Identify each line holding the string "nested" and copy it.

§

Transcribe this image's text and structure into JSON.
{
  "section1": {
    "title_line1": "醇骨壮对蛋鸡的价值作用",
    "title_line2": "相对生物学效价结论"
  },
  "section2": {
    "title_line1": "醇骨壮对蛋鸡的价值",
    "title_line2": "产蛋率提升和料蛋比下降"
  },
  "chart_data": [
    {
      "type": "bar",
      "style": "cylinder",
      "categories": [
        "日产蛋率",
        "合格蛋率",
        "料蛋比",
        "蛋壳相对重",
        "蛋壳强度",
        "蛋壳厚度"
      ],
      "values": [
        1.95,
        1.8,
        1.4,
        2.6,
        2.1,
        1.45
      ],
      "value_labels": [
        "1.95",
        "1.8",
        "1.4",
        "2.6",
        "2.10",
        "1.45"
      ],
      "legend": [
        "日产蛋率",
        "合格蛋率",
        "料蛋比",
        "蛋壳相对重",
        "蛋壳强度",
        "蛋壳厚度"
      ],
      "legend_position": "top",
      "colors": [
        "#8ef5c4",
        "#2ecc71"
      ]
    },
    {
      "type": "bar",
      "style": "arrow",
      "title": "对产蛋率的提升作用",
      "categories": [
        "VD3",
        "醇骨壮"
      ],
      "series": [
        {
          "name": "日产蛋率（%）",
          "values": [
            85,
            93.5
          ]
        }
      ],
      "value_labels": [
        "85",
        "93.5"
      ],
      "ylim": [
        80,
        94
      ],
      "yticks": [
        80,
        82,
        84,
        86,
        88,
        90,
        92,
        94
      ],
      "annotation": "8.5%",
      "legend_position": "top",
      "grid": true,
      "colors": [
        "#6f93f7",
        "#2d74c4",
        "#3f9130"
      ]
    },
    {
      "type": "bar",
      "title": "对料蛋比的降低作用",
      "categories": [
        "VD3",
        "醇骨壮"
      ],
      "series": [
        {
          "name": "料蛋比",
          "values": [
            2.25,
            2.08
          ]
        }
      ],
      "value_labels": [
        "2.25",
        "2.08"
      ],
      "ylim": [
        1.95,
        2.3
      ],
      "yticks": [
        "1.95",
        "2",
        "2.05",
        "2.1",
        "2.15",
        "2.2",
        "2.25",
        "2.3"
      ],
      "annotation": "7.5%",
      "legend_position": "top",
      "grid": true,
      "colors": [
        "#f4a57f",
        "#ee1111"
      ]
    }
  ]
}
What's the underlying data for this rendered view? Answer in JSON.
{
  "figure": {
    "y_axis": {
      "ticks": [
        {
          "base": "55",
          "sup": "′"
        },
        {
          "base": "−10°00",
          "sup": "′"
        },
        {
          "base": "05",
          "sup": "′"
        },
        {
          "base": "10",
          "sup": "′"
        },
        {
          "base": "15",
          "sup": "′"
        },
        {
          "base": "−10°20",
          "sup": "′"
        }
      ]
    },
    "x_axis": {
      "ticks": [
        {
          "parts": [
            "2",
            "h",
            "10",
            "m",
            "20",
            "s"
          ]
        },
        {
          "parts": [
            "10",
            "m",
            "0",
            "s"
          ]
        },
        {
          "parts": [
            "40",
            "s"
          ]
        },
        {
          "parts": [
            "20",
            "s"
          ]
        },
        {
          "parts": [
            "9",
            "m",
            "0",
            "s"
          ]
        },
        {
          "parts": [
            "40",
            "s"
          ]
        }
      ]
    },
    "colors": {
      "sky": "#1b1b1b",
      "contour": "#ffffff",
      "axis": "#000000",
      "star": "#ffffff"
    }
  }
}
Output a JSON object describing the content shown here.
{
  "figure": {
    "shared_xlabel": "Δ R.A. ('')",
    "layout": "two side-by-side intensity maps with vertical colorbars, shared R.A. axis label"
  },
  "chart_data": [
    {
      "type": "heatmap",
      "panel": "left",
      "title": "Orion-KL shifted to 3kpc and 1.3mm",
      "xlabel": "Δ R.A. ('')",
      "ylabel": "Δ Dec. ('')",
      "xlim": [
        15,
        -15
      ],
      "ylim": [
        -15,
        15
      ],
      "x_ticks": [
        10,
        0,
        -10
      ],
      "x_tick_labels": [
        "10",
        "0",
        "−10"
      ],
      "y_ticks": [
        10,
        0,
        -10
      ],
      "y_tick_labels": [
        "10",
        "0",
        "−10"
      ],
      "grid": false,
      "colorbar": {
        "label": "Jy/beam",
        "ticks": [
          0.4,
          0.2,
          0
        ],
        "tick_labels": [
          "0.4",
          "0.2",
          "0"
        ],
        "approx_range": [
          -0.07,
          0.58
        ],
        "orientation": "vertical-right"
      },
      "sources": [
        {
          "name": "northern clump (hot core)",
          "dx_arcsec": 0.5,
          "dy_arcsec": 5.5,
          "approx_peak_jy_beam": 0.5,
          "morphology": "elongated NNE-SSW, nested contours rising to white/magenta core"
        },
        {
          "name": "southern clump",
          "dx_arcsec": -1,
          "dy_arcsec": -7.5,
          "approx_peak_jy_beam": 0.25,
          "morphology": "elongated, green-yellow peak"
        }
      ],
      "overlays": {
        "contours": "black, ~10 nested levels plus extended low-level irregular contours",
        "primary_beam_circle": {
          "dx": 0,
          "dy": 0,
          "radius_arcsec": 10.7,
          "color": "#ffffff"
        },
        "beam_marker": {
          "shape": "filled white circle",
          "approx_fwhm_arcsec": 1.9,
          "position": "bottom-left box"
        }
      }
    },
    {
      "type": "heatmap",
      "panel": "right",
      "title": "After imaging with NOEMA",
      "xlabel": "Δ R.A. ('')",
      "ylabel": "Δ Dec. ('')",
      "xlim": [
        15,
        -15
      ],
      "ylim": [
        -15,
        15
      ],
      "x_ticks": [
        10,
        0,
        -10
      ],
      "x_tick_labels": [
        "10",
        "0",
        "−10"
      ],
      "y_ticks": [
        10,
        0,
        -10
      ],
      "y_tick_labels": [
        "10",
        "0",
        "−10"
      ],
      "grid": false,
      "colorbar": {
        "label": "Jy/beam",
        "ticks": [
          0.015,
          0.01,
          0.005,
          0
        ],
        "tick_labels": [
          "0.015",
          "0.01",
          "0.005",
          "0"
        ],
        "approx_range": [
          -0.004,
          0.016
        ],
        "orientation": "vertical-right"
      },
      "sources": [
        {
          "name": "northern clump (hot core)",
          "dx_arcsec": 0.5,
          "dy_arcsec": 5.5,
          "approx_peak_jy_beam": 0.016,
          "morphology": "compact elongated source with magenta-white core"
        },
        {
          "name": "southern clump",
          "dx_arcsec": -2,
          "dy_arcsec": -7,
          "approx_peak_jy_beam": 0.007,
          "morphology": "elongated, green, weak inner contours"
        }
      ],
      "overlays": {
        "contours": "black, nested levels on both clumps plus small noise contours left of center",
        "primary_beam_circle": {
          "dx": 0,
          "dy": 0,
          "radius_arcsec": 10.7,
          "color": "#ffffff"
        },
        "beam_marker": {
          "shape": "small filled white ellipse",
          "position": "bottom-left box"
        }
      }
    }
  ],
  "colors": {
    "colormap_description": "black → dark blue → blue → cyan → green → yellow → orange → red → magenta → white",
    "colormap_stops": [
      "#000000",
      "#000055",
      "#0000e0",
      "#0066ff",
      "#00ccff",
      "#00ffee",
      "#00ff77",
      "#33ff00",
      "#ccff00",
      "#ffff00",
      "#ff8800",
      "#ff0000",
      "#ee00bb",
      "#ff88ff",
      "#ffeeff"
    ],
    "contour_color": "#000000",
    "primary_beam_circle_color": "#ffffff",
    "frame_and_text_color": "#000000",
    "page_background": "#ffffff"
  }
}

§

RESPONSE:
          "morphology": "elongated NNE-SSW, nested contours rising to white/magenta core"
        "contours": "black, ~10 nested levels plus extended low-level irregular contours",
        "contours": "black, nested levels on both clumps plus small noise contours left of center",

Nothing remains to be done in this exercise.